Short exercise = Write out all the entries word for word, but skip any images.

----

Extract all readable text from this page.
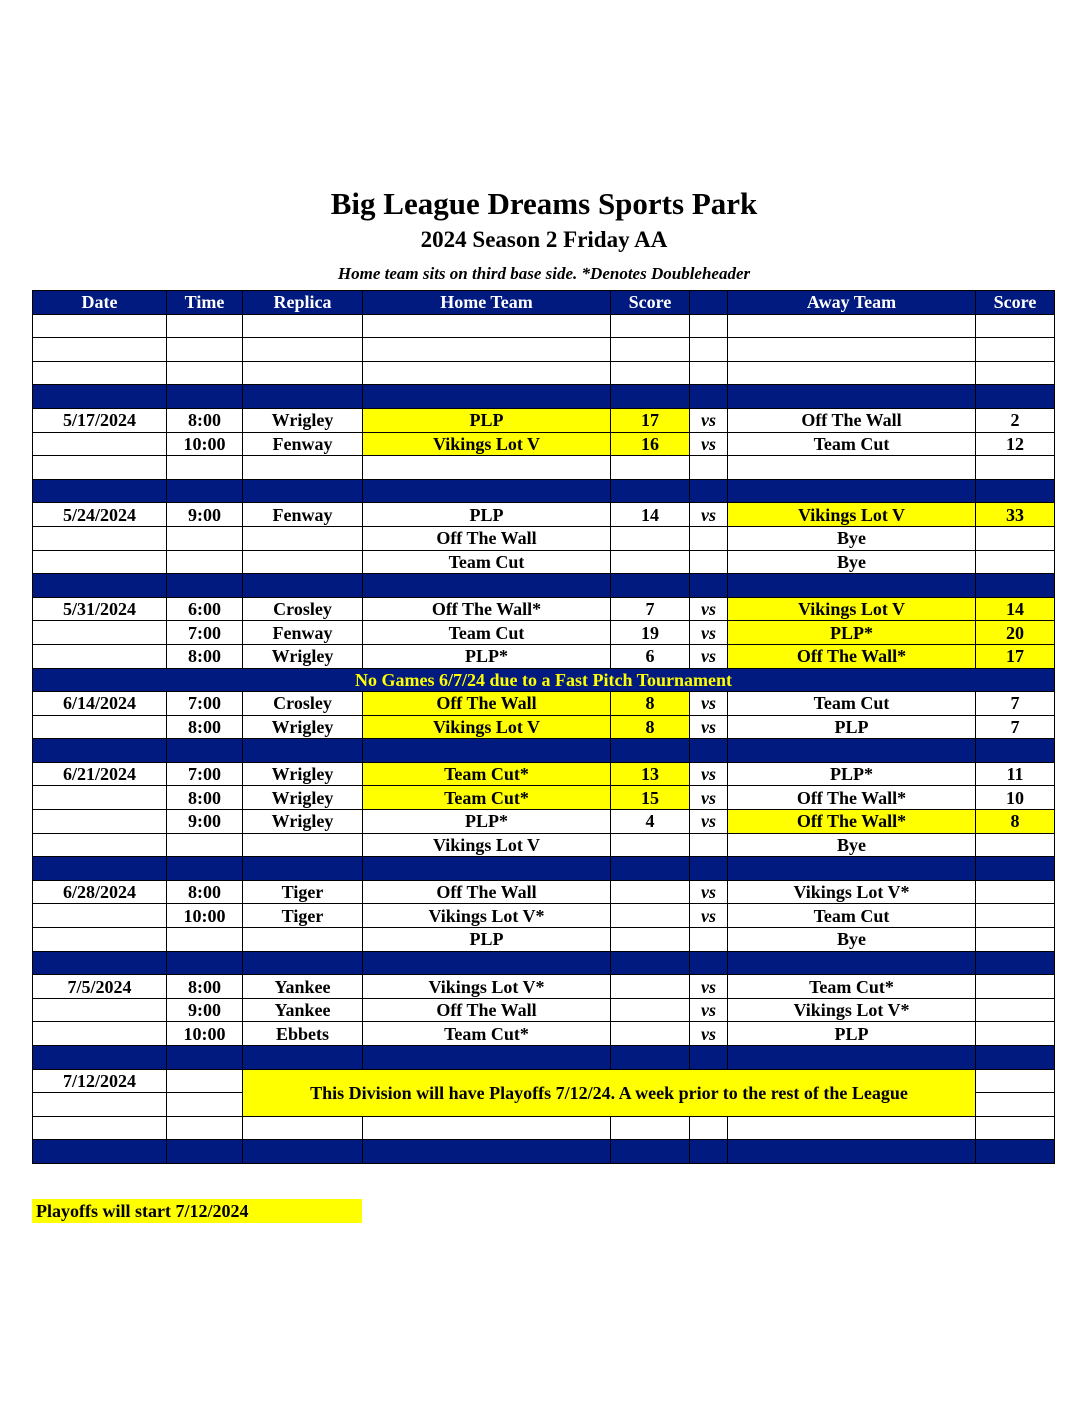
Big League Dreams Sports Park
2024 Season 2 Friday AA
Home team sits on third base side. *Denotes Doubleheader
Date	Time	Replica	Home Team	Score		Away Team	Score

5/17/2024	8:00	Wrigley	PLP	17	vs	Off The Wall	2
	10:00	Fenway	Vikings Lot V	16	vs	Team Cut	12

5/24/2024	9:00	Fenway	PLP	14	vs	Vikings Lot V	33
			Off The Wall			Bye	
			Team Cut			Bye	

5/31/2024	6:00	Crosley	Off The Wall*	7	vs	Vikings Lot V	14
	7:00	Fenway	Team Cut	19	vs	PLP*	20
	8:00	Wrigley	PLP*	6	vs	Off The Wall*	17
No Games 6/7/24 due to a Fast Pitch Tournament							
6/14/2024	7:00	Crosley	Off The Wall	8	vs	Team Cut	7
	8:00	Wrigley	Vikings Lot V	8	vs	PLP	7

6/21/2024	7:00	Wrigley	Team Cut*	13	vs	PLP*	11
	8:00	Wrigley	Team Cut*	15	vs	Off The Wall*	10
	9:00	Wrigley	PLP*	4	vs	Off The Wall*	8
			Vikings Lot V			Bye	

6/28/2024	8:00	Tiger	Off The Wall		vs	Vikings Lot V*	
	10:00	Tiger	Vikings Lot V*		vs	Team Cut	
			PLP			Bye	

7/5/2024	8:00	Yankee	Vikings Lot V*		vs	Team Cut*	
	9:00	Yankee	Off The Wall		vs	Vikings Lot V*	
	10:00	Ebbets	Team Cut*		vs	PLP	

7/12/2024		This Division will have Playoffs 7/12/24. A week prior to the rest of the League					

Playoffs will start 7/12/2024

----

Worked answer =
Extract all readable text from this page.
Big League Dreams Sports Park
2024 Season 2 Friday AA
Home team sits on third base side. *Denotes Doubleheader
Date	Time	Replica	Home Team	Score		Away Team	Score

5/17/2024	8:00	Wrigley	PLP	17	vs	Off The Wall	2
	10:00	Fenway	Vikings Lot V	16	vs	Team Cut	12

5/24/2024	9:00	Fenway	PLP	14	vs	Vikings Lot V	33
			Off The Wall			Bye	
			Team Cut			Bye	

5/31/2024	6:00	Crosley	Off The Wall*	7	vs	Vikings Lot V	14
	7:00	Fenway	Team Cut	19	vs	PLP*	20
	8:00	Wrigley	PLP*	6	vs	Off The Wall*	17
No Games 6/7/24 due to a Fast Pitch Tournament							
6/14/2024	7:00	Crosley	Off The Wall	8	vs	Team Cut	7
	8:00	Wrigley	Vikings Lot V	8	vs	PLP	7

6/21/2024	7:00	Wrigley	Team Cut*	13	vs	PLP*	11
	8:00	Wrigley	Team Cut*	15	vs	Off The Wall*	10
	9:00	Wrigley	PLP*	4	vs	Off The Wall*	8
			Vikings Lot V			Bye	

6/28/2024	8:00	Tiger	Off The Wall		vs	Vikings Lot V*	
	10:00	Tiger	Vikings Lot V*		vs	Team Cut	
			PLP			Bye	

7/5/2024	8:00	Yankee	Vikings Lot V*		vs	Team Cut*	
	9:00	Yankee	Off The Wall		vs	Vikings Lot V*	
	10:00	Ebbets	Team Cut*		vs	PLP	

7/12/2024		This Division will have Playoffs 7/12/24. A week prior to the rest of the League					

Playoffs will start 7/12/2024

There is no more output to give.